REQUIRED ACTIONS:
1/ Find every line in the entries that contains the string "element", matching case exactly, and copy each of those lines.
2/ Pick up the forum discussion about tossup and bonus wording at the point where it stops, and continue it.

-- begin SOURCE --

What a strange complaint. The fact that you happened to watch a notoriously argumentative teammate of yours argue about that clue during a game which a total of 2 teams were playing should have absolutely nothing to do with how the editors make their set. Sometimes odd external factors cause clues to be emblazoned in your memory, that's the nature of the game, and those are things you should gladly take rather than complain about in a way that would unduly effect the amazingly overwhelming bulk of other teams who didn't see that particular match.
Tend to agree with Charles. :)

Re: General Discussion

Posted: Wed Oct 05, 2011 11:10 pm
by Jeremy Gibbs Paradox
kdroge wrote:I have updated the Gibbons tossup and the First Amendment bonus to reflect some of the comments in this thread. Particularly, I implemented the wording changes that were mentioned; I think that most of them would be glossed over when read in a match setting and wouldn't influence how people would buzz or be able to parse the question, but I agree that it's important to be as precise as possible. I changed the description of how Gibbons was referenced by Heart of Atlanta. The Near V. Minnesota bonus part also now mentions prior restraint, which does appear to be a significant reason for its importance.

-- end SOURCE --
-- begin DATA ROWS --

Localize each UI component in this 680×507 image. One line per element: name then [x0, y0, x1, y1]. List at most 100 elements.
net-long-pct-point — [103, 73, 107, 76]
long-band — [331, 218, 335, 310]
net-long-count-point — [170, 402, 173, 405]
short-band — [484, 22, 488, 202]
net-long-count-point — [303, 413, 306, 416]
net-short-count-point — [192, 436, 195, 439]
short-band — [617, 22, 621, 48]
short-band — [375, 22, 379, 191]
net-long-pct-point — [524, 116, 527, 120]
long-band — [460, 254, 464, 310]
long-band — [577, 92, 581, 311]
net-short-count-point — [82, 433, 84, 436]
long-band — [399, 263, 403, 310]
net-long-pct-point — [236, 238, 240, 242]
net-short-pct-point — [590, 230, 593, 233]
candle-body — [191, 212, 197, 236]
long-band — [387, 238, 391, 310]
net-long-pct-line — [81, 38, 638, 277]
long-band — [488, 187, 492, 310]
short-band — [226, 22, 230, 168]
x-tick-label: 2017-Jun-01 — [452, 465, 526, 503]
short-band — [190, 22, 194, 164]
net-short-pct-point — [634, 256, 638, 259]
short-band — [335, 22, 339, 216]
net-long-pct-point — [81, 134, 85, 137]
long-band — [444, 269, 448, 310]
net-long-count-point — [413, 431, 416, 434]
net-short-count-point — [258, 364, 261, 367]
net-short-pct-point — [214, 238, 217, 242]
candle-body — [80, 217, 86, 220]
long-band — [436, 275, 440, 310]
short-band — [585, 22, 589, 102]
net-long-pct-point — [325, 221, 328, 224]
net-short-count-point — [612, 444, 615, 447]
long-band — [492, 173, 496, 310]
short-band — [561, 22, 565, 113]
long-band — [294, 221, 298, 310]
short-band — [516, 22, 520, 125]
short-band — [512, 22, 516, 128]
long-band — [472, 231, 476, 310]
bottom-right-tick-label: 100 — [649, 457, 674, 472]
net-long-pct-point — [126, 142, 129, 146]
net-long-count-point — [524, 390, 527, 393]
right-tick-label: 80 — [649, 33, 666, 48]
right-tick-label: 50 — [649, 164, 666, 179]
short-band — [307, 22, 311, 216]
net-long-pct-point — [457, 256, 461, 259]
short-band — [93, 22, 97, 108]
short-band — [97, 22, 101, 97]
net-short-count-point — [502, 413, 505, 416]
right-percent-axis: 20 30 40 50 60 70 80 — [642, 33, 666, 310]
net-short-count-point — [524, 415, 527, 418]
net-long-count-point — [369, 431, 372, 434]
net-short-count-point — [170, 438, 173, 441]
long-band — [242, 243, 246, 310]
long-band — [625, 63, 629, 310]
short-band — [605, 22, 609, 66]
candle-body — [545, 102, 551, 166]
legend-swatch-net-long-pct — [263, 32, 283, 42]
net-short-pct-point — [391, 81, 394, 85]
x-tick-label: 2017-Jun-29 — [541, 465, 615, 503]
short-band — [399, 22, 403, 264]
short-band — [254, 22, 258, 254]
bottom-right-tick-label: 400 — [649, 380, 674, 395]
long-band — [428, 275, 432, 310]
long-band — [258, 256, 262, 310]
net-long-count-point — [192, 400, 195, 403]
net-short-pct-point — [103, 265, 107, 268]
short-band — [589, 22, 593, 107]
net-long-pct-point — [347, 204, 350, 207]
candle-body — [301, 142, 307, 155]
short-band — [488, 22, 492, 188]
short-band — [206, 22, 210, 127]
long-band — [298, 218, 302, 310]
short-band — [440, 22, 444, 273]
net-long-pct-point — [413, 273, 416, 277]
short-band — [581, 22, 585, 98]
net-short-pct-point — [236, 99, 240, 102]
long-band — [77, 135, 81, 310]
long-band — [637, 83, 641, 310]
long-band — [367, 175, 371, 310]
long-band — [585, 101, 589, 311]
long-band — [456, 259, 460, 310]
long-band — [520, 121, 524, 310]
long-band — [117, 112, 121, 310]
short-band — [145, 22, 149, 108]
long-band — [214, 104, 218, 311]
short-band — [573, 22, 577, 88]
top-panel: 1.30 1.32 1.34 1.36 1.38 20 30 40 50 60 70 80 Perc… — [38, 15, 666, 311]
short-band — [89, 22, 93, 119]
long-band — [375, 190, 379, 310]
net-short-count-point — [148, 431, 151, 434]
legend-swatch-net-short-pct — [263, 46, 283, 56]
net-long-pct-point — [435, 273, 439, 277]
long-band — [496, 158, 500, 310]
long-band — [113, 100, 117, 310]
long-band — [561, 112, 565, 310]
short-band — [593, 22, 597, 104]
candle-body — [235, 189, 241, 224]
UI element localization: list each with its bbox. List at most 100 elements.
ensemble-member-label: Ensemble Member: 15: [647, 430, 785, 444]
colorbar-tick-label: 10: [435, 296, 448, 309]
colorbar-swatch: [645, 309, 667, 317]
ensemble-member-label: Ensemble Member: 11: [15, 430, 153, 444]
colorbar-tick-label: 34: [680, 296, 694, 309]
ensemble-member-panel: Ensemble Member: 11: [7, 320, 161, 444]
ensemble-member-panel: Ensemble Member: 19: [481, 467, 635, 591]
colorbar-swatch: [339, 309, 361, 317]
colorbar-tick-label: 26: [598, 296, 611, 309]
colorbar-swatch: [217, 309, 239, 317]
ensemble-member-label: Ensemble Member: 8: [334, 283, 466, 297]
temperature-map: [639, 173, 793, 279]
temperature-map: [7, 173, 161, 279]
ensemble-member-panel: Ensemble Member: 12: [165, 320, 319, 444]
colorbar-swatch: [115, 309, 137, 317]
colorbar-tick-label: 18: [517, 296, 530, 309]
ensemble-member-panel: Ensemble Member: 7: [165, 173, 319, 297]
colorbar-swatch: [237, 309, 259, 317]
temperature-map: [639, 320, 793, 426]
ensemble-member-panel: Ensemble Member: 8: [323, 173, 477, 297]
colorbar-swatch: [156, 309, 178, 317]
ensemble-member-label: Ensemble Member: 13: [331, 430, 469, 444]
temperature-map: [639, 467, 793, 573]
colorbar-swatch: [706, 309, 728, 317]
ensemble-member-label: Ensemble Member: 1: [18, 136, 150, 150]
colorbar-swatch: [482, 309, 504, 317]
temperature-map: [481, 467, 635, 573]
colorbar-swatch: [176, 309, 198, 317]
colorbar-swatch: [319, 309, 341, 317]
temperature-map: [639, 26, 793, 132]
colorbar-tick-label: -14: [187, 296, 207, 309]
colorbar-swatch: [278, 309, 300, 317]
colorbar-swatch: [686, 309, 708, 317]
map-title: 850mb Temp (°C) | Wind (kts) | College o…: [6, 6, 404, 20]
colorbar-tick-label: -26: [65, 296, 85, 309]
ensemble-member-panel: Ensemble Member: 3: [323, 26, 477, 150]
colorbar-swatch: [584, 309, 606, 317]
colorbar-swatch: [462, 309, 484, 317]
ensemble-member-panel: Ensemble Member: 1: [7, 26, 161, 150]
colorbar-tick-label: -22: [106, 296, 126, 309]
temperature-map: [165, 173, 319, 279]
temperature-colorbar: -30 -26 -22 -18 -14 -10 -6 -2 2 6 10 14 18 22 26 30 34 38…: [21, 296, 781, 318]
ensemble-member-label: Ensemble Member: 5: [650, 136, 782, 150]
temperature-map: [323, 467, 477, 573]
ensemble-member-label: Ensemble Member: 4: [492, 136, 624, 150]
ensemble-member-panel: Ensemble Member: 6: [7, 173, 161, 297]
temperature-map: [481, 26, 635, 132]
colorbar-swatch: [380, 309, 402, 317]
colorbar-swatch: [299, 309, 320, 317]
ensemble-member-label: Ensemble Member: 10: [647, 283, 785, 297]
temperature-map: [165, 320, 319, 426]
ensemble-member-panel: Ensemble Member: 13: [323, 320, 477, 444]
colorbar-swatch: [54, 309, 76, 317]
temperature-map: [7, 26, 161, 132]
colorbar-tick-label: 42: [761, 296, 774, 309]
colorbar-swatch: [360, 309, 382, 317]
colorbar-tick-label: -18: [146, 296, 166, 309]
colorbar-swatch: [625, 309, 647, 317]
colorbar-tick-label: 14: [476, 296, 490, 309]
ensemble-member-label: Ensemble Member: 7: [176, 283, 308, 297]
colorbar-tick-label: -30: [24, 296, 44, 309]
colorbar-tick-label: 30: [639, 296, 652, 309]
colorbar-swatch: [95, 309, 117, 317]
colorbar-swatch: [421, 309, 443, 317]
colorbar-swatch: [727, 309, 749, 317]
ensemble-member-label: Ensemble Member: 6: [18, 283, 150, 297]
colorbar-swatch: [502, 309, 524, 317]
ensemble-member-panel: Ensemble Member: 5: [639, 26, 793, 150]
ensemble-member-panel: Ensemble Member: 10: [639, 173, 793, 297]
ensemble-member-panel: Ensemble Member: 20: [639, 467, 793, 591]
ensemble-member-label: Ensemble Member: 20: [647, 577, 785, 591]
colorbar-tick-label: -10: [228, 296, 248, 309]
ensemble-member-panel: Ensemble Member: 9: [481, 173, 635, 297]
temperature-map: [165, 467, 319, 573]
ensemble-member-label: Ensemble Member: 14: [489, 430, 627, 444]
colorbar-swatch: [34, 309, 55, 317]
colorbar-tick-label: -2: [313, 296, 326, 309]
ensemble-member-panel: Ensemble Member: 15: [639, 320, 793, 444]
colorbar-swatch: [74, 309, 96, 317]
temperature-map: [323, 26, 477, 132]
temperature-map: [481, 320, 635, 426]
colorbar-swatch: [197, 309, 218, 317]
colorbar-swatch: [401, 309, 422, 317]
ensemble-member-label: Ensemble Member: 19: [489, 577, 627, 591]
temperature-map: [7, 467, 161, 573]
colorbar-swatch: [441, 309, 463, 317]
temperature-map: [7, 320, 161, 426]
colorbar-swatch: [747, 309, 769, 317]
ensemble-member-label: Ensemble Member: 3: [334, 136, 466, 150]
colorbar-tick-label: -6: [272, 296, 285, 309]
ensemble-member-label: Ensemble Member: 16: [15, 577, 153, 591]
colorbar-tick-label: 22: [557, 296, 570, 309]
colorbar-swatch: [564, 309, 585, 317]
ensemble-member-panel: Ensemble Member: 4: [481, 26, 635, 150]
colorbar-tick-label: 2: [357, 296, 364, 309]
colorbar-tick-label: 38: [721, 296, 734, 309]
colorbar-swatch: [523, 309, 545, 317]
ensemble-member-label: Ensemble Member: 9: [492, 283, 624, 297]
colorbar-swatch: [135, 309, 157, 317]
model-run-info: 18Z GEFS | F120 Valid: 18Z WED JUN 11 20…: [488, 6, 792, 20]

-- end DATA ROWS --

WRITTEN ANSWERS:
1/
Localize each UI component in this 680×507 image. One line per element: name then [x0, y0, x1, y1]. List at most 100 elements.
UI element localization: list each with its bbox. List at most 100 elements.

2/
It does not appear, it simply IS. See NY Times v. United States. That is the sole basis for the prior restraint doctrine.

Re: General Discussion

Posted: Wed Oct 05, 2011 11:15 pm
by Jeremy Gibbs Paradox
Further Kurtis this is a subject I have actual knowledge on, and while reading the question (noting I was not trying to parse it while hearing it which would have placed me at a further disadvantage) I had no clue what you were really trying to say in that Gibbons question. If you are so unclear to where someone who has a JD and has studied constitutional law at length cannot understand what you are saying or knows what you are saying is wrong, then maybe "glossing over it" is not the way to write/edit a q to reward knowledge no?

Re: General Discussion

Posted: Thu Oct 06, 2011 8:30 am
by Papa's in the House
The Laughing Cavalier wrote:
I have no idea what Ben used, but I fact-checked this using my Illustrated Encyclopedia of World Mythology. Different versions of myths exist, so I apologize if you were confused, the clue's as "correct" as a myth clue can be.
At this point I just wanted to get the source used so I can read it and learn that (and other) clues for the future. Thanks for pointing me to one.

Re: General Discussion

Posted: Thu Oct 06, 2011 12:52 pm
by Blackboard Monitor Vimes
Papa's in the House wrote:
The Laughing Cavalier wrote:
I have no idea what Ben used, but I fact-checked this using my Illustrated Encyclopedia of World Mythology. Different versions of myths exist, so I apologize if you were confused, the clue's as "correct" as a myth clue can be.
At this point I just wanted to get the source used so I can read it and learn that (and other) clues for the future. Thanks for pointing me to one.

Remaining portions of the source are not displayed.